Search the data for the string "Bull" and extract every line where it appears.

- _SUPPLIED INFORMATION_
######
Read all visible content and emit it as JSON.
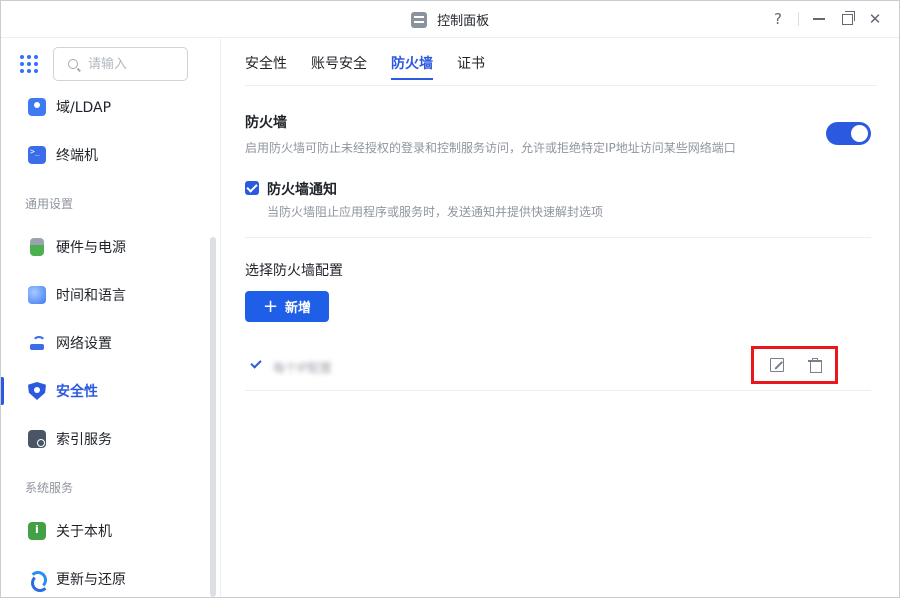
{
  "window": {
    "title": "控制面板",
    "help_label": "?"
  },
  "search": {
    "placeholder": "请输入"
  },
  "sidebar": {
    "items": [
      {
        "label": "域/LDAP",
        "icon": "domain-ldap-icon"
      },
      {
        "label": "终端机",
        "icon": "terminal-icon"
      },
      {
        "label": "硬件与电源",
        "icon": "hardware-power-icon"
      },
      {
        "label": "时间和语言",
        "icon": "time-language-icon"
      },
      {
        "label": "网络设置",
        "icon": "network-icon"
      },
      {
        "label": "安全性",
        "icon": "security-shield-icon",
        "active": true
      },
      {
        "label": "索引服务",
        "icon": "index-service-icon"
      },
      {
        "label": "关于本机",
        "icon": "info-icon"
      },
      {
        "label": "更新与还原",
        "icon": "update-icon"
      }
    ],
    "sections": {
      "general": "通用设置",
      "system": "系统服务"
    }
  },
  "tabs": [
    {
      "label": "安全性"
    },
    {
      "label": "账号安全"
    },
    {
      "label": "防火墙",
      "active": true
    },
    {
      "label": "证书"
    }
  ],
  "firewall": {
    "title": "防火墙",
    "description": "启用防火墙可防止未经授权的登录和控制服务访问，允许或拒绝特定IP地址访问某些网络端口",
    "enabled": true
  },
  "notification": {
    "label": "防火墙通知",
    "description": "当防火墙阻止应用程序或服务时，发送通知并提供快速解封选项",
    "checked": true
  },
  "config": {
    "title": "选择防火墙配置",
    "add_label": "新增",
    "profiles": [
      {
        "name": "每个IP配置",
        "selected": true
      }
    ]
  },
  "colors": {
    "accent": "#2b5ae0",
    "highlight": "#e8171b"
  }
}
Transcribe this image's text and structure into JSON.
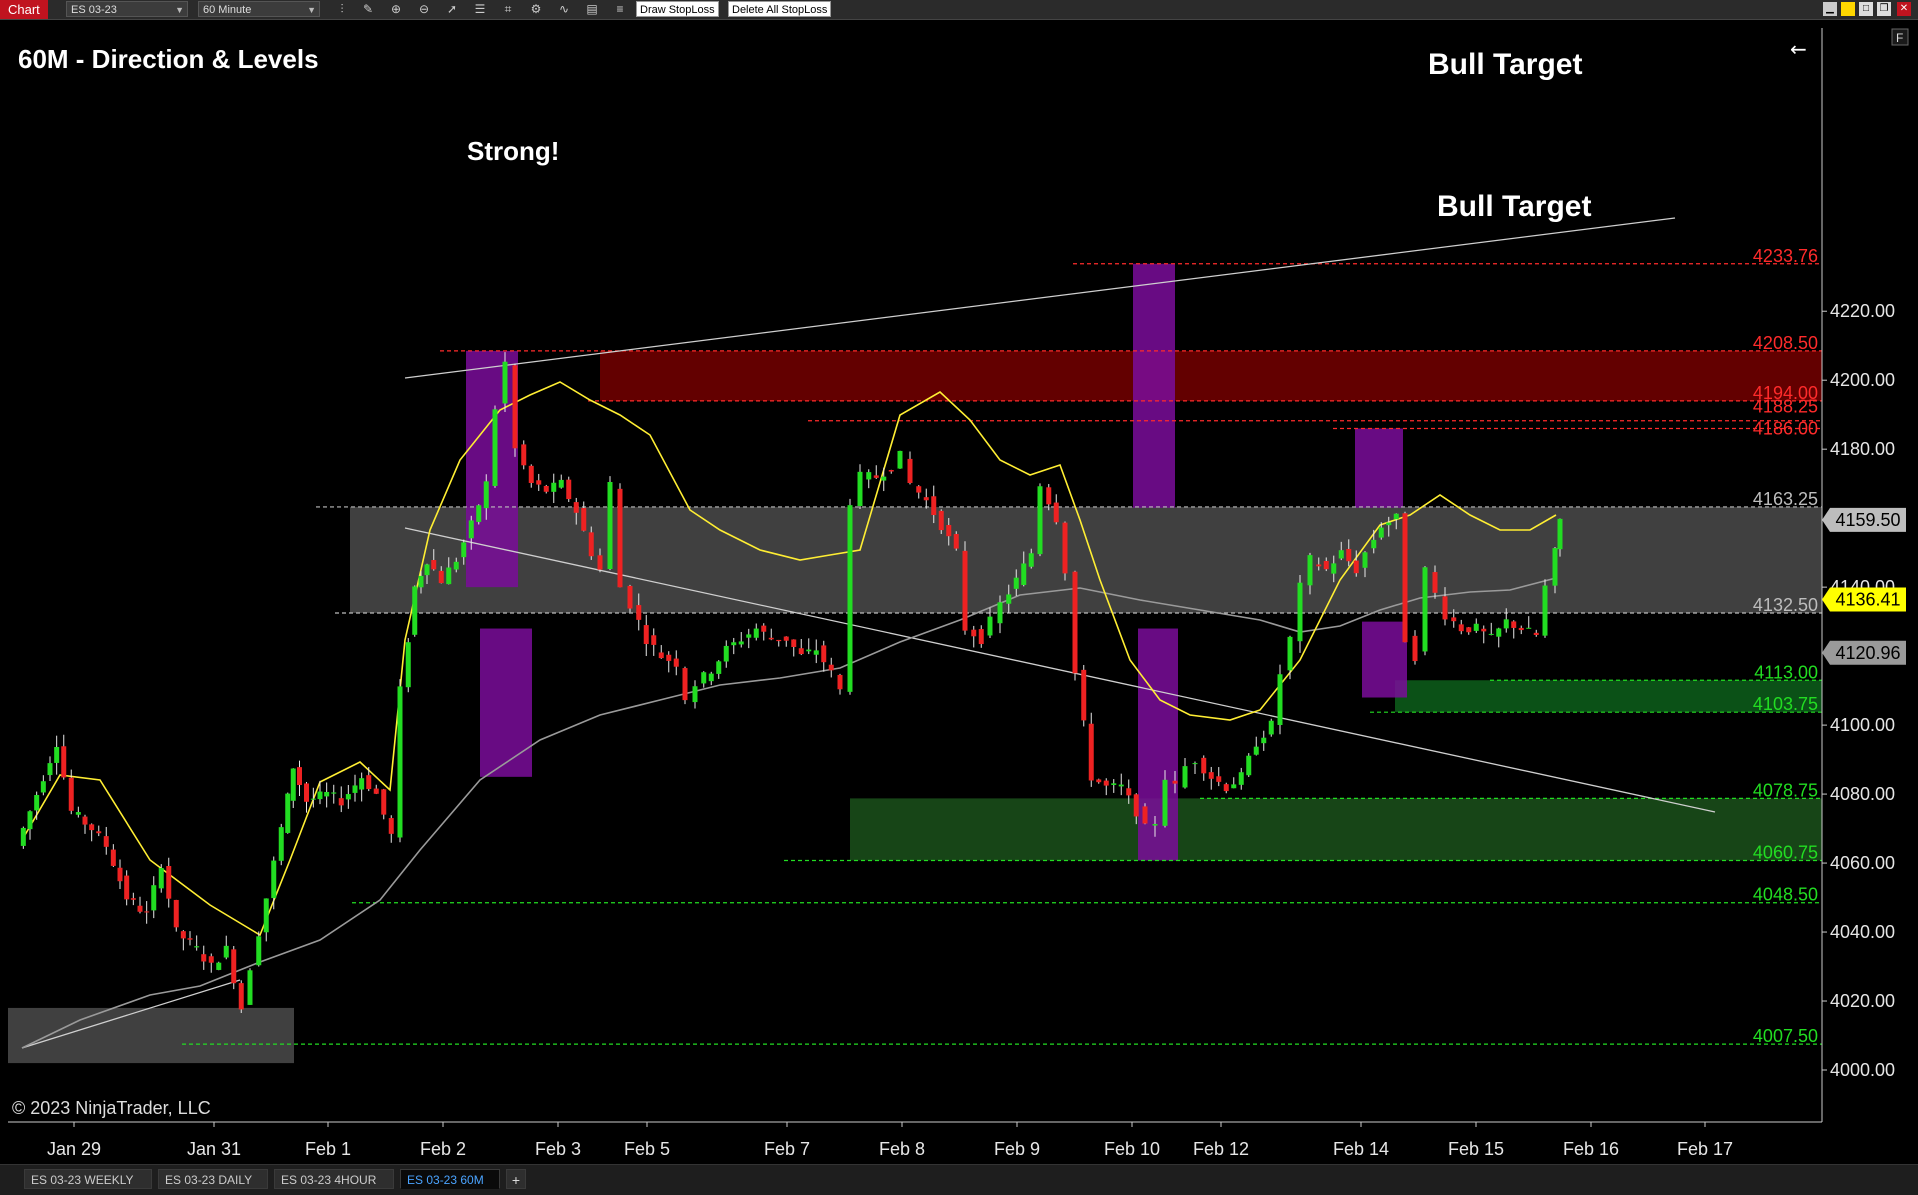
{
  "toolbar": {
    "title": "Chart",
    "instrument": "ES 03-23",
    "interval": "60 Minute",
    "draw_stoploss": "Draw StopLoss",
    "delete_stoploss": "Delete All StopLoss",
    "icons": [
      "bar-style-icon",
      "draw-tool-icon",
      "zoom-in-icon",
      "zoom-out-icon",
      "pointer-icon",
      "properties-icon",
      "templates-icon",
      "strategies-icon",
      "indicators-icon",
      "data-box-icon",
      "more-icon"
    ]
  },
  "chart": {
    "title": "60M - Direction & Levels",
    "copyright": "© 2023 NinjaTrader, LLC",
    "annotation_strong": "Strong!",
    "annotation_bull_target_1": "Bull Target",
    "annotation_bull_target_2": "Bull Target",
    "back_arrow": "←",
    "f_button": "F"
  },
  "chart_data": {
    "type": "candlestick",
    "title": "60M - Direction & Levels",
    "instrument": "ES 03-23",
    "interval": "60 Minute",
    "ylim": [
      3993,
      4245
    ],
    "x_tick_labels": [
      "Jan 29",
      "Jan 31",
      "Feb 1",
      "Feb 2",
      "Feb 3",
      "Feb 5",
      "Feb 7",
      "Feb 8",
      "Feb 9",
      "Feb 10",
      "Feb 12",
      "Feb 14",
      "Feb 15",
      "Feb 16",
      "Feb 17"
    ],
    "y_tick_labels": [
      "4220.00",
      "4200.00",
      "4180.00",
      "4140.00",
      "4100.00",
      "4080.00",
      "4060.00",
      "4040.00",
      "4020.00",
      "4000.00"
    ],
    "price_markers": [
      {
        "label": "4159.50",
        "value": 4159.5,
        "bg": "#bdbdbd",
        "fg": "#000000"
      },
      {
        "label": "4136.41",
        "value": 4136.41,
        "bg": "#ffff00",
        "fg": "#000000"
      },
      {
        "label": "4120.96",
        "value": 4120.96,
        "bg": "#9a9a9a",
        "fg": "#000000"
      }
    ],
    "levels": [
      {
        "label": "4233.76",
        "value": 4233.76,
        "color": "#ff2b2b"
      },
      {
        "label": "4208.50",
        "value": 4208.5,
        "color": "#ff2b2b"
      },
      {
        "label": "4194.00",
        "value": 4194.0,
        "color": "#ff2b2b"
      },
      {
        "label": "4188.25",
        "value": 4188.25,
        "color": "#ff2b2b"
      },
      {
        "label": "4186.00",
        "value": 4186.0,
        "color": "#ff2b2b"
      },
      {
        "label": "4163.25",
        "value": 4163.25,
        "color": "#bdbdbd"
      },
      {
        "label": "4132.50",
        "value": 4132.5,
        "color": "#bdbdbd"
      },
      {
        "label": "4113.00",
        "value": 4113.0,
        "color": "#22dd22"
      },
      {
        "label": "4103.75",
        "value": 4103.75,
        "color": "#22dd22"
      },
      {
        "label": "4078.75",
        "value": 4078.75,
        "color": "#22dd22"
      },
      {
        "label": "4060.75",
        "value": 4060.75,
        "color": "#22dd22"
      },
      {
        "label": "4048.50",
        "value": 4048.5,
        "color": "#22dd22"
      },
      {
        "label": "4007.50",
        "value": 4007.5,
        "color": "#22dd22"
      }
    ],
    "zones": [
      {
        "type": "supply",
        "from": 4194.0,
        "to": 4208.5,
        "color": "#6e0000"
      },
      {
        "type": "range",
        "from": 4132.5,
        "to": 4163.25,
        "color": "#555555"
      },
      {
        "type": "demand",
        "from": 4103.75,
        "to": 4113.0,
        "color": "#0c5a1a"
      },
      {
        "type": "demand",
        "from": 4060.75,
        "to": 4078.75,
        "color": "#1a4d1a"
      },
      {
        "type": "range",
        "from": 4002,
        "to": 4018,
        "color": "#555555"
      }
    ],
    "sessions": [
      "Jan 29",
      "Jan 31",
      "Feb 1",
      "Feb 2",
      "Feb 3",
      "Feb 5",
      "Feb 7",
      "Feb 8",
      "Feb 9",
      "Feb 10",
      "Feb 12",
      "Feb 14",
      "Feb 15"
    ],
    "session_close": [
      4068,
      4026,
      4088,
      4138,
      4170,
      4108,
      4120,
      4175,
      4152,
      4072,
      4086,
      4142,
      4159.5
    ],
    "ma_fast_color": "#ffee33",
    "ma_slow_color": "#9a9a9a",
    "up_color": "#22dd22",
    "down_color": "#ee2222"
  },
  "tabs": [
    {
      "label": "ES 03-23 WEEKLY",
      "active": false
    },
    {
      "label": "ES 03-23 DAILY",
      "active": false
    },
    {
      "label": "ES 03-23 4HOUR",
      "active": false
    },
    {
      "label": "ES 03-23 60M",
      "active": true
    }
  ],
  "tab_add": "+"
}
######
- _TASK ANSWER_
    "annotation_bull_target_1": "Bull Target",
    "annotation_bull_target_2": "Bull Target",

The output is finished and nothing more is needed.